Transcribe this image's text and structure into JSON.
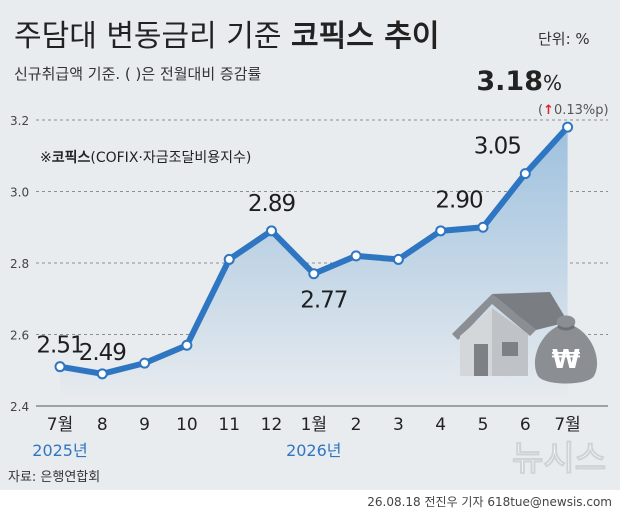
{
  "header": {
    "title_plain": "주담대 변동금리 기준 ",
    "title_bold": "코픽스 추이",
    "unit": "단위: %",
    "subtitle": "신규취급액 기준. ( )은 전월대비 증감률"
  },
  "latest": {
    "value": "3.18",
    "unit": "%",
    "change_arrow": "↑",
    "change": "0.13%p"
  },
  "legend": {
    "mark": "※",
    "name_bold": "코픽스",
    "name_detail": "(COFIX·자금조달비용지수)"
  },
  "footer": {
    "source": "자료: 은행연합회",
    "credit": "26.08.18 전진우 기자 618tue@newsis.com",
    "logo": "뉴시스"
  },
  "colors": {
    "background": "#e9ecef",
    "line": "#2f76c2",
    "area_top": "#9ec1de",
    "area_bottom": "#e9ecef",
    "year_label": "#2f76c2",
    "arrow": "#e0202a"
  },
  "icons": [
    "house-icon",
    "won-money-bag-icon"
  ],
  "chart_data": {
    "type": "area",
    "categories": [
      "7월",
      "8",
      "9",
      "10",
      "11",
      "12",
      "1월",
      "2",
      "3",
      "4",
      "5",
      "6",
      "7월"
    ],
    "year_labels": [
      {
        "index": 0,
        "label": "2025년"
      },
      {
        "index": 6,
        "label": "2026년"
      }
    ],
    "series": [
      {
        "values": [
          2.51,
          2.49,
          2.52,
          2.57,
          2.81,
          2.89,
          2.77,
          2.82,
          2.81,
          2.89,
          2.9,
          3.05,
          3.18
        ]
      }
    ],
    "labeled_points": [
      {
        "index": 0,
        "label": "2.51"
      },
      {
        "index": 1,
        "label": "2.49"
      },
      {
        "index": 5,
        "label": "2.89"
      },
      {
        "index": 6,
        "label": "2.77"
      },
      {
        "index": 10,
        "label": "2.90"
      },
      {
        "index": 11,
        "label": "3.05"
      },
      {
        "index": 12,
        "label": "3.18"
      }
    ],
    "yticks": [
      "3.2",
      "3.0",
      "2.8",
      "2.6",
      "2.4"
    ],
    "ylim": [
      2.4,
      3.2
    ],
    "grid": true
  }
}
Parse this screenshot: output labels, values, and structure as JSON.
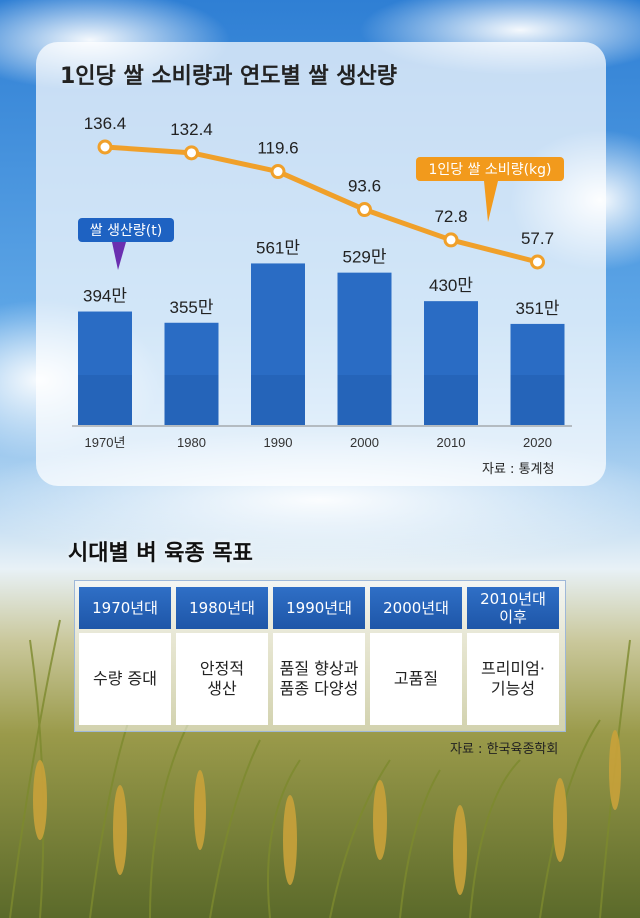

* * *

◆ **Work to complete**: Copy, from the material, each line that holds the string "structure".

◆ **Correct answer**:
Transcribe this image's text and structure into JSON.
Parse this screenshot: output labels, values, and structure as JSON.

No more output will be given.